Information given:
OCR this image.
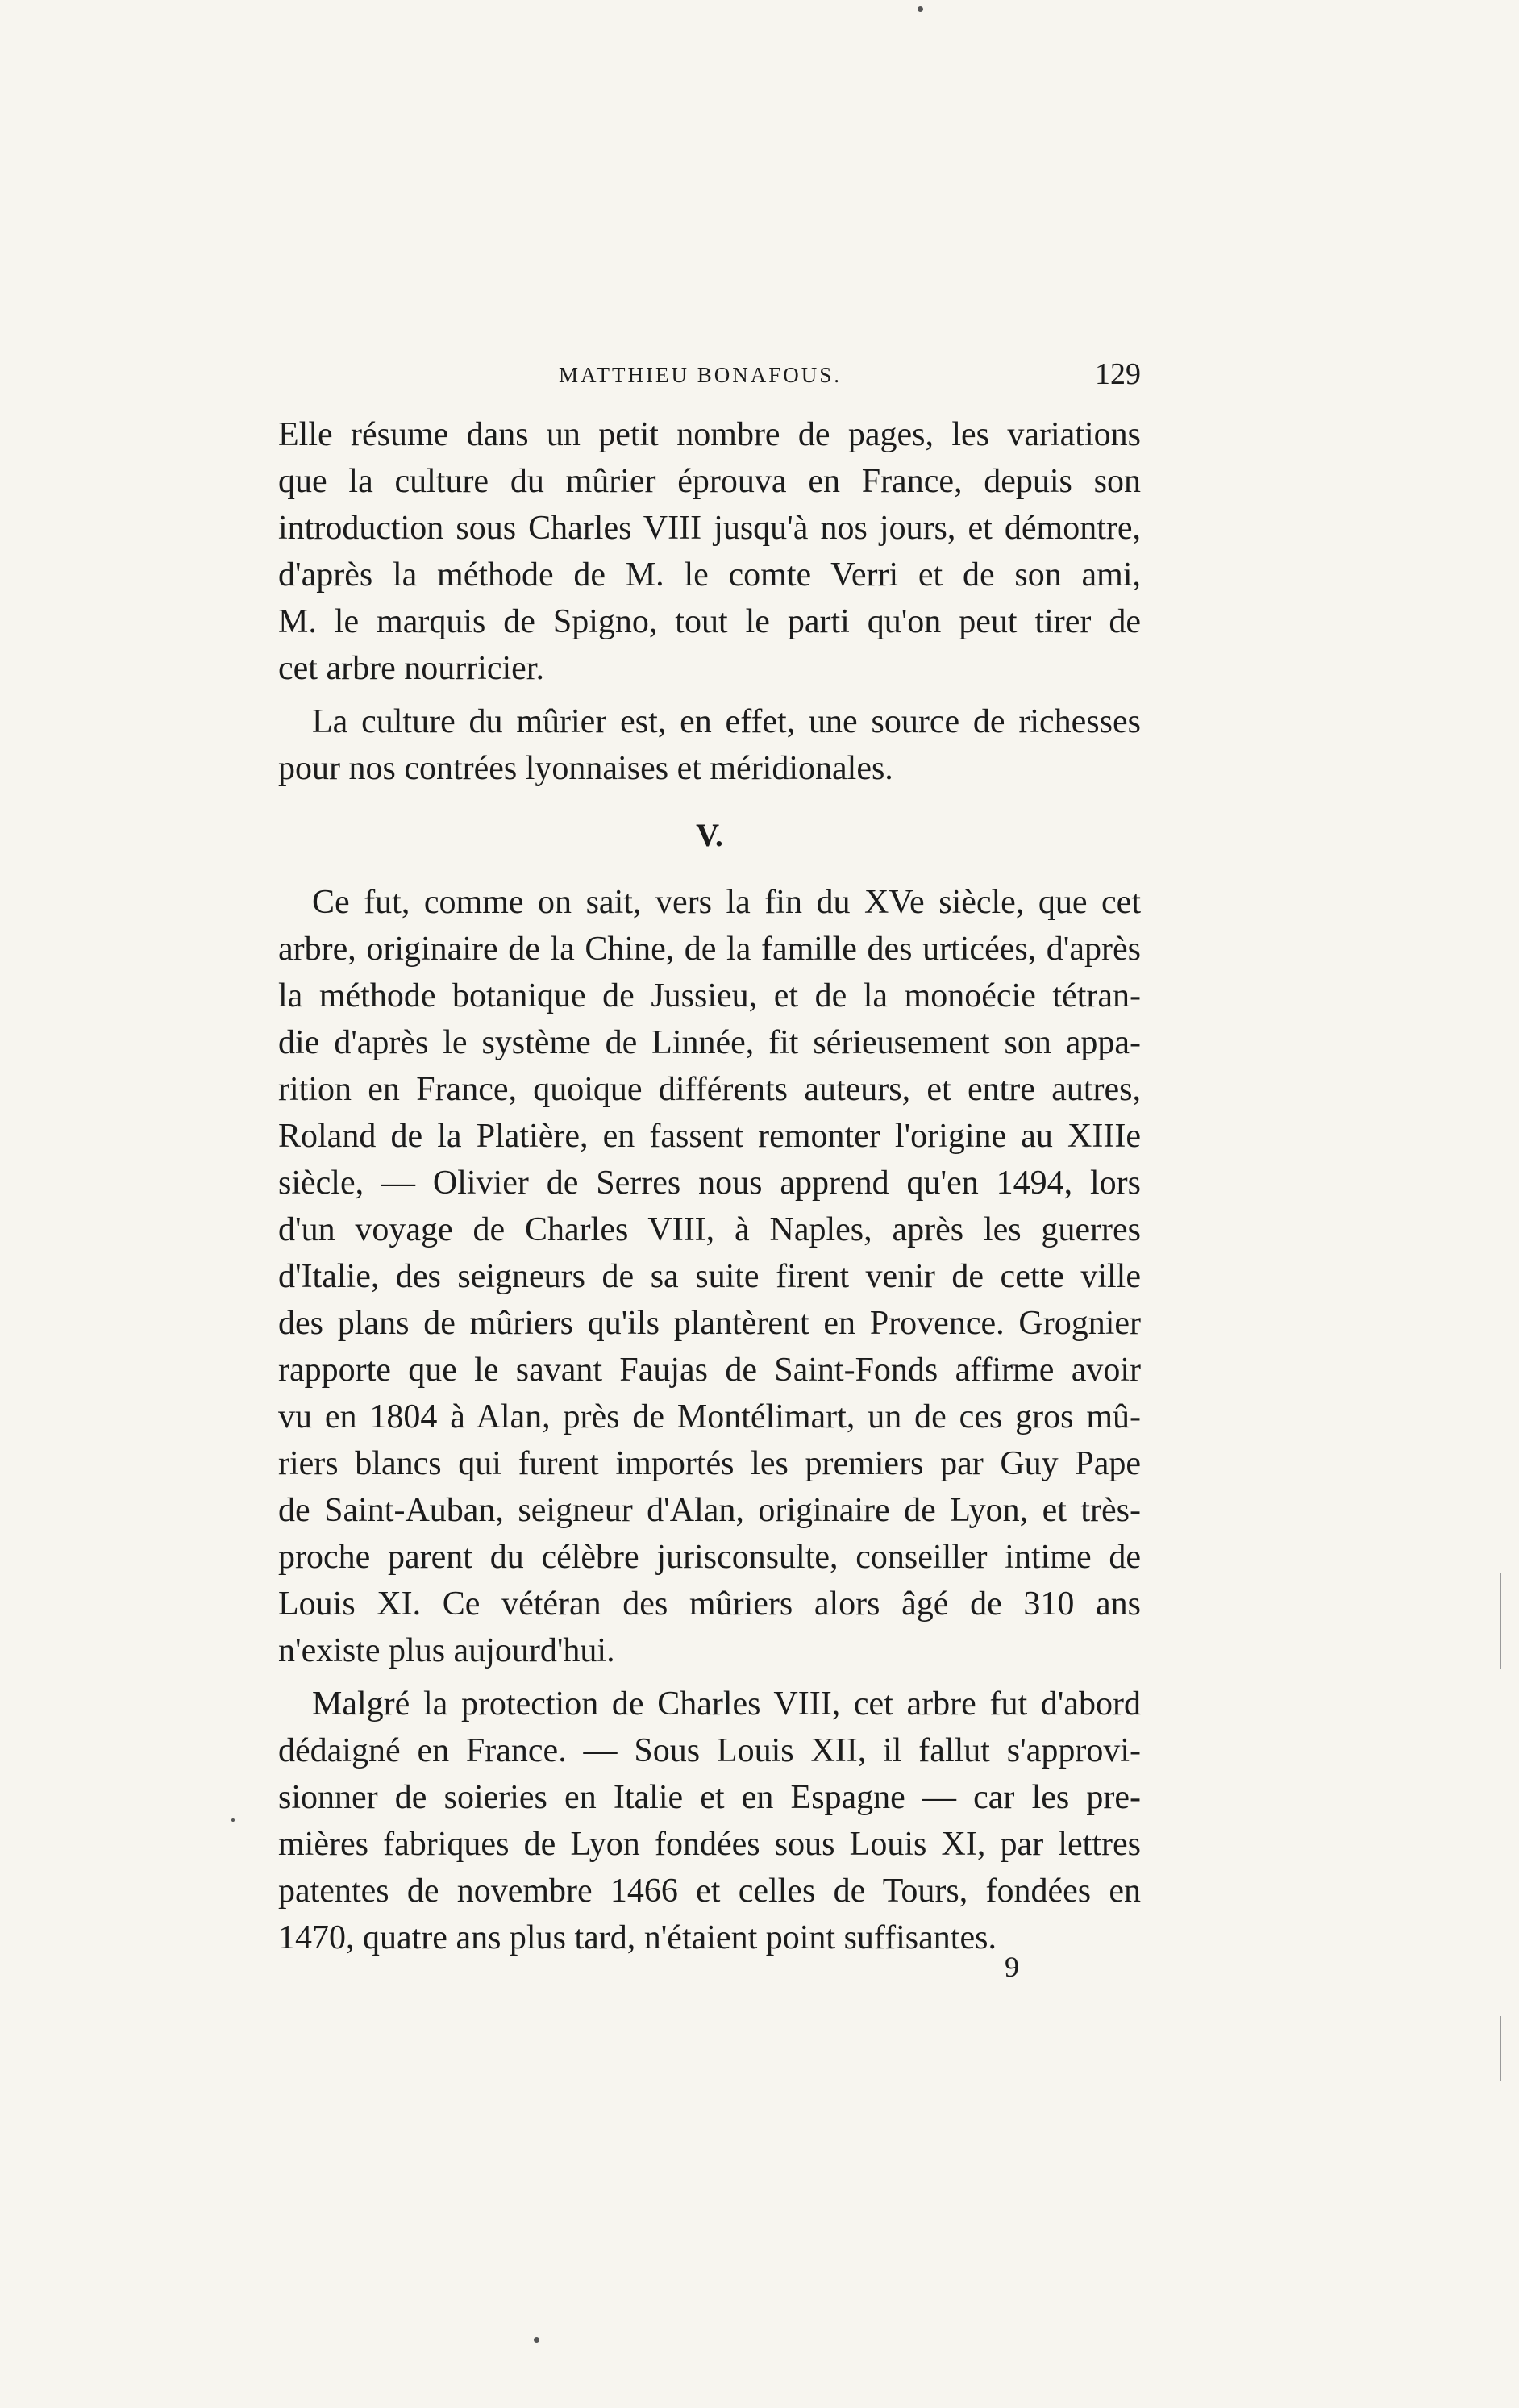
MATTHIEU BONAFOUS.	129
Elle résume dans un petit nombre de pages, les variations
que la culture du mûrier éprouva en France, depuis son
introduction sous Charles VIII jusqu'à nos jours, et démontre,
d'après la méthode de M. le comte Verri et de son ami,
M. le marquis de Spigno, tout le parti qu'on peut tirer de
cet arbre nourricier.
La culture du mûrier est, en effet, une source de richesses
pour nos contrées lyonnaises et méridionales.
V.
Ce fut, comme on sait, vers la fin du XVe siècle, que cet
arbre, originaire de la Chine, de la famille des urticées, d'après
la méthode botanique de Jussieu, et de la monoécie tétran-
die d'après le système de Linnée, fit sérieusement son appa-
rition en France, quoique différents auteurs, et entre autres,
Roland de la Platière, en fassent remonter l'origine au XIIIe
siècle, — Olivier de Serres nous apprend qu'en 1494, lors
d'un voyage de Charles VIII, à Naples, après les guerres
d'Italie, des seigneurs de sa suite firent venir de cette ville
des plans de mûriers qu'ils plantèrent en Provence. Grognier
rapporte que le savant Faujas de Saint-Fonds affirme avoir
vu en 1804 à Alan, près de Montélimart, un de ces gros mû-
riers blancs qui furent importés les premiers par Guy Pape
de Saint-Auban, seigneur d'Alan, originaire de Lyon, et très-
proche parent du célèbre jurisconsulte, conseiller intime de
Louis XI. Ce vétéran des mûriers alors âgé de 310 ans
n'existe plus aujourd'hui.
Malgré la protection de Charles VIII, cet arbre fut d'abord
dédaigné en France. — Sous Louis XII, il fallut s'approvi-
sionner de soieries en Italie et en Espagne — car les pre-
mières fabriques de Lyon fondées sous Louis XI, par lettres
patentes de novembre 1466 et celles de Tours, fondées en
1470, quatre ans plus tard, n'étaient point suffisantes.
9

Request: Report the count of lines in the entries that contain the string "plus", and nothing besides it.

Solution for this problem: 2